Below is a set of records. Repeat all of them exactly.

═════ DATA LINES

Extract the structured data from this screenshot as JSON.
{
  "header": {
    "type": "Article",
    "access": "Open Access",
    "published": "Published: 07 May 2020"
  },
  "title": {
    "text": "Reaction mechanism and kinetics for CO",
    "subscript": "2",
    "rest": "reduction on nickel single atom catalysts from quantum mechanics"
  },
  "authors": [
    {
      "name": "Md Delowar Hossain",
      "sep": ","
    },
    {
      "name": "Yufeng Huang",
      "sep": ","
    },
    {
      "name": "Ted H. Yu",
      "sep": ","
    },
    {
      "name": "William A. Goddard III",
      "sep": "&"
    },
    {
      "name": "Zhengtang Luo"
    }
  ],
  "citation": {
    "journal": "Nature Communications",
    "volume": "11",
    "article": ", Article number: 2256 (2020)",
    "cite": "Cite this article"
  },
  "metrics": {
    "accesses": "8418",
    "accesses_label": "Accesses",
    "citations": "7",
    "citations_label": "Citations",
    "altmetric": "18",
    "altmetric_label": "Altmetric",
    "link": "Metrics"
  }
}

══════════

■ THE RESPONSE
Extract the structured data from this screenshot as JSON.
{
  "header": {
    "type": "Article",
    "access": "Open Access",
    "published": "Published: 07 May 2020"
  },
  "title": {
    "text": "Reaction mechanism and kinetics for CO",
    "subscript": "2",
    "rest": "reduction on nickel single atom catalysts from quantum mechanics"
  },
  "authors": [
    {
      "name": "Md Delowar Hossain",
      "sep": ","
    },
    {
      "name": "Yufeng Huang",
      "sep": ","
    },
    {
      "name": "Ted H. Yu",
      "sep": ","
    },
    {
      "name": "William A. Goddard III",
      "sep": "&"
    },
    {
      "name": "Zhengtang Luo"
    }
  ],
  "citation": {
    "journal": "Nature Communications",
    "volume": "11",
    "article": ", Article number: 2256 (2020)",
    "cite": "Cite this article"
  },
  "metrics": {
    "accesses": "8418",
    "accesses_label": "Accesses",
    "citations": "7",
    "citations_label": "Citations",
    "altmetric": "18",
    "altmetric_label": "Altmetric",
    "link": "Metrics"
  }
}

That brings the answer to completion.